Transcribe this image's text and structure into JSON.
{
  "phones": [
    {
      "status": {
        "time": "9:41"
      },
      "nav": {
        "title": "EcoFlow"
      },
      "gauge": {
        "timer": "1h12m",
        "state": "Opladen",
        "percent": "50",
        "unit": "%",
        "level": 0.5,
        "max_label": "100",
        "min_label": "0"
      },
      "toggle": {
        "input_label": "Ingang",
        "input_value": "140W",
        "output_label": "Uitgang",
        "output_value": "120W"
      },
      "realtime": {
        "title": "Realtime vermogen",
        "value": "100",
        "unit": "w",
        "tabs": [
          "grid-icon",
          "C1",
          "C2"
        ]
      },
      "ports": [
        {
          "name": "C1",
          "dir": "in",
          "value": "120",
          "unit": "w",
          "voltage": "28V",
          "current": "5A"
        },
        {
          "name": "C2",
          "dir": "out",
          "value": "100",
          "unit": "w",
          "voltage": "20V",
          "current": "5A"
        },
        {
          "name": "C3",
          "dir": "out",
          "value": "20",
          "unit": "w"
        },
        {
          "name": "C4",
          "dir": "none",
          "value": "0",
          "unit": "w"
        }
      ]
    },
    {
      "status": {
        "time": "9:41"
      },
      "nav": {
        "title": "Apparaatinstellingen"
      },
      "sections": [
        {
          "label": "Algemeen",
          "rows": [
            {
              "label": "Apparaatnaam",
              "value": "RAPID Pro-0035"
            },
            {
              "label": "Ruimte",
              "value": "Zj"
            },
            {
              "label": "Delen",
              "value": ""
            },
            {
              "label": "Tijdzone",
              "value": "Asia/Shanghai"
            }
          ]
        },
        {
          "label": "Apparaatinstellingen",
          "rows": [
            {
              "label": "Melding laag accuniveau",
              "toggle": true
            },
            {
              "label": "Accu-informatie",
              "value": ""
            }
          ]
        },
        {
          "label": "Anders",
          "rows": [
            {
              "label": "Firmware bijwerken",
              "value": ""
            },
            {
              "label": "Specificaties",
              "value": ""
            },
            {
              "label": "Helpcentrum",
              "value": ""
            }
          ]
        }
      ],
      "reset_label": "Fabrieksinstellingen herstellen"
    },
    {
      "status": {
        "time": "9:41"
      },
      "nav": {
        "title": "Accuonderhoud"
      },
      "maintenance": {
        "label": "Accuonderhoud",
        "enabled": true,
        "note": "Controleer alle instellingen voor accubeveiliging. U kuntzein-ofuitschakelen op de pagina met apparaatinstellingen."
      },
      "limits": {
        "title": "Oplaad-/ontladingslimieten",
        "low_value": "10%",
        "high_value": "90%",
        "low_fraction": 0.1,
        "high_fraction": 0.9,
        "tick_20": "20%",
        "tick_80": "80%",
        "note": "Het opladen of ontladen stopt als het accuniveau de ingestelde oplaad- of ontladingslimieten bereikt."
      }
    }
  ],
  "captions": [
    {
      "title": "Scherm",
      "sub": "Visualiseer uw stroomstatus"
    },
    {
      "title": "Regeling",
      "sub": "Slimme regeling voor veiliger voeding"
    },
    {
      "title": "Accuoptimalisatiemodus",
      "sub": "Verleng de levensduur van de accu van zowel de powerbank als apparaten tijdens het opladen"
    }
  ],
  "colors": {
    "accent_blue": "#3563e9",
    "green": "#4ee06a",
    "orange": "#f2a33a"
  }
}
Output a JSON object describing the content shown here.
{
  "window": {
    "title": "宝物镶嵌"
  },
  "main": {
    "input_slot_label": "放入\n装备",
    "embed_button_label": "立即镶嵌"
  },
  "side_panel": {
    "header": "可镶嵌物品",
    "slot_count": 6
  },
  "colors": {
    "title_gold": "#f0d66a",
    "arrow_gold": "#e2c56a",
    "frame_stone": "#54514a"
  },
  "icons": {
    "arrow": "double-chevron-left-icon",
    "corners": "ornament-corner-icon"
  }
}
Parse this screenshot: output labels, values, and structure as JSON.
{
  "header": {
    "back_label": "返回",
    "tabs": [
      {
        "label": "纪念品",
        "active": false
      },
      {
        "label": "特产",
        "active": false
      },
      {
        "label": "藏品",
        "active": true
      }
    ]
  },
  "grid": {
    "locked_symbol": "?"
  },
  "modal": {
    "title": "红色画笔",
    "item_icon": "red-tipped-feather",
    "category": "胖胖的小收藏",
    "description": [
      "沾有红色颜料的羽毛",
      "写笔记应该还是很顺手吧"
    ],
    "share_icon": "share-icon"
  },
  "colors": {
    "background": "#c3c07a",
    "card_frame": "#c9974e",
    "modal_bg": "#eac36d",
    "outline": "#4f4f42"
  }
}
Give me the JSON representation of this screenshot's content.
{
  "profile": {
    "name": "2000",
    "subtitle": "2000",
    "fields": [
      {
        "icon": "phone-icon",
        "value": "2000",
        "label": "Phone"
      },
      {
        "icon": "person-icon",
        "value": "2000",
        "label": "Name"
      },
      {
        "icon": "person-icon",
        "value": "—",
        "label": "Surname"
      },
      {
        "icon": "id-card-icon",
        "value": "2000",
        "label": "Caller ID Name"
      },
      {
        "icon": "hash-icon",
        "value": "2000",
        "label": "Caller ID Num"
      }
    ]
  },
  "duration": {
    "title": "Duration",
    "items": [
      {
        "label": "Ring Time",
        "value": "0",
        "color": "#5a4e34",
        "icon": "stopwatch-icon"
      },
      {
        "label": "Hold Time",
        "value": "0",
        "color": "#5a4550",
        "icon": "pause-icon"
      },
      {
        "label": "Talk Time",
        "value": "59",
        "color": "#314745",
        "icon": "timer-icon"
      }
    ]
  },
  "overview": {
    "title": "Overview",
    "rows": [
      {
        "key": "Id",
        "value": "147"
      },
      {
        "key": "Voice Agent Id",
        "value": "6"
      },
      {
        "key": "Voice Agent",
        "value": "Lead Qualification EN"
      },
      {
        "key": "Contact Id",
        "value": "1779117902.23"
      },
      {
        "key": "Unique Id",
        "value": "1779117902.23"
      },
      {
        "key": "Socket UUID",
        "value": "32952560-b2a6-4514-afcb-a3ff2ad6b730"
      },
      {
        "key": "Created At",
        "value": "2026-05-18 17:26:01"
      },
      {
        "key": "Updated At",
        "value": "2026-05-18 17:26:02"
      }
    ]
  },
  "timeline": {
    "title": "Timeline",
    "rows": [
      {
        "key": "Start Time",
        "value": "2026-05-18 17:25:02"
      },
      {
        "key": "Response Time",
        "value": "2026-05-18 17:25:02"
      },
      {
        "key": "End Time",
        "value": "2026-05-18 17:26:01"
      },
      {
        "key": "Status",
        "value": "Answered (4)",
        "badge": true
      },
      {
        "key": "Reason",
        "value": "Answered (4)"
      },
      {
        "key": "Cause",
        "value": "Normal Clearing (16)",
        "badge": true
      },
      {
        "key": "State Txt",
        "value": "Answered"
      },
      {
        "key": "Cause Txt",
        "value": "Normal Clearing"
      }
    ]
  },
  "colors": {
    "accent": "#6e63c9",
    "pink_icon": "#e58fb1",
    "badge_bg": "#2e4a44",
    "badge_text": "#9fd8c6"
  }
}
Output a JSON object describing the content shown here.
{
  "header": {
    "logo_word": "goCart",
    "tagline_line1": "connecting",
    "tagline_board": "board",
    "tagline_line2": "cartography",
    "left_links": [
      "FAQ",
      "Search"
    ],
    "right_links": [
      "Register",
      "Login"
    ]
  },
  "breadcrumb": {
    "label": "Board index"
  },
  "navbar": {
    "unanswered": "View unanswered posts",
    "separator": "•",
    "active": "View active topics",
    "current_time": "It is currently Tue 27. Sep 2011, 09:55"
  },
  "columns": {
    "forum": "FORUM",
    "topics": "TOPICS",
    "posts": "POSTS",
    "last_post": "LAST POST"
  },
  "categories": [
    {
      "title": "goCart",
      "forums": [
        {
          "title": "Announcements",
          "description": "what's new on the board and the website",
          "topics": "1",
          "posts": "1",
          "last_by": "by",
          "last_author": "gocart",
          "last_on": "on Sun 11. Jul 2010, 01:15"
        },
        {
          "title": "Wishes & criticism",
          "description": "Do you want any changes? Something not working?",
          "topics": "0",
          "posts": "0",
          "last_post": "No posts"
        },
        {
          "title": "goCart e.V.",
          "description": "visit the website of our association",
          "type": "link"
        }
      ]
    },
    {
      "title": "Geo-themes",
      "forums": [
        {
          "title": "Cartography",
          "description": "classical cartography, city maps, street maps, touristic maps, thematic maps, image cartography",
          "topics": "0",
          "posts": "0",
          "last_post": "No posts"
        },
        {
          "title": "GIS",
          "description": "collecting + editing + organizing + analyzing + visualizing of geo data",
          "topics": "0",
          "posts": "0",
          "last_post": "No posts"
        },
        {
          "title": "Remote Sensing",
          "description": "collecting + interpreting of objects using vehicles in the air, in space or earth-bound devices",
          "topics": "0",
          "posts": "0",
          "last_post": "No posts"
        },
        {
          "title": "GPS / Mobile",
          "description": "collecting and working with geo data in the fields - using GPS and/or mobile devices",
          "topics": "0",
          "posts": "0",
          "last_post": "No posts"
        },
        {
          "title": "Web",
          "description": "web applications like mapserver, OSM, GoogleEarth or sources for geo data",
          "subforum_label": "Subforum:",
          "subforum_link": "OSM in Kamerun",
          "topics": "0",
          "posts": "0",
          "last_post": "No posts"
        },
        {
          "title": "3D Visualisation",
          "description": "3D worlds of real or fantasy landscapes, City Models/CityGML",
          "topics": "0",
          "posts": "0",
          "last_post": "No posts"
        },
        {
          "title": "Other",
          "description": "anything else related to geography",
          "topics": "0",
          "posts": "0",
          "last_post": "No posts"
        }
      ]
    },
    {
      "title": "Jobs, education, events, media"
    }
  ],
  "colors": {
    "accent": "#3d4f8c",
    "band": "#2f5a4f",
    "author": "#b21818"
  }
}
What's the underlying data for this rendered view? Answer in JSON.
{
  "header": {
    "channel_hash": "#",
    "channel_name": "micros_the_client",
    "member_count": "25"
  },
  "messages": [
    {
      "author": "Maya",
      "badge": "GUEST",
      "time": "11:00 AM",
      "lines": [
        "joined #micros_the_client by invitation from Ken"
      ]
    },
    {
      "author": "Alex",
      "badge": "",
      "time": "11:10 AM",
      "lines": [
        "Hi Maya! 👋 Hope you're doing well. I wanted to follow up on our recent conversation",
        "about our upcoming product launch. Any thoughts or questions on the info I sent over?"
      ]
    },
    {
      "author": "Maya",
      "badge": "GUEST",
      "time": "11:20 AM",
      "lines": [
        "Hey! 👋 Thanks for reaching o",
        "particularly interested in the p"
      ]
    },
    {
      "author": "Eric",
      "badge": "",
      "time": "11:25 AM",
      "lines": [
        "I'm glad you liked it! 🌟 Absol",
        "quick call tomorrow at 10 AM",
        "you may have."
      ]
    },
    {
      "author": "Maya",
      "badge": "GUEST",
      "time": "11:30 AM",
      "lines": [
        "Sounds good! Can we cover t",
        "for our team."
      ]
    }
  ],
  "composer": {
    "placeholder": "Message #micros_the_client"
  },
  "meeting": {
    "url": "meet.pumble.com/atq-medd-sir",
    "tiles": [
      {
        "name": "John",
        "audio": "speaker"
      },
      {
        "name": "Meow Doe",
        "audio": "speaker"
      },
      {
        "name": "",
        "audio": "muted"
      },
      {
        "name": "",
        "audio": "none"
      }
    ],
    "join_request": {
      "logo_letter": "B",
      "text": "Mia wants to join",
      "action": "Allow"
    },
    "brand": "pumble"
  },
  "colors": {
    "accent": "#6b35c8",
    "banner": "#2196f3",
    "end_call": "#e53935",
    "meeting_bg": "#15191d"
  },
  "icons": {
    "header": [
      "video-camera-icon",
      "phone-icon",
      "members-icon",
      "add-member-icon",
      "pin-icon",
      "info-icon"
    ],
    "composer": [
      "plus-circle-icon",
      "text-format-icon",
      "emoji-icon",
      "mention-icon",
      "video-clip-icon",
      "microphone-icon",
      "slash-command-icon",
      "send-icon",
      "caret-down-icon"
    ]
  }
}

-*-*-

Given instruction >>
Gather each line of the listing that holds the string "JSON".

Result >>
Transcribe this image's text and structure into JSON.
Output a JSON object describing the content shown here.
Parse this screenshot: output labels, values, and structure as JSON.
Give me the JSON representation of this screenshot's content.
Output a JSON object describing the content shown here.
What's the underlying data for this rendered view? Answer in JSON.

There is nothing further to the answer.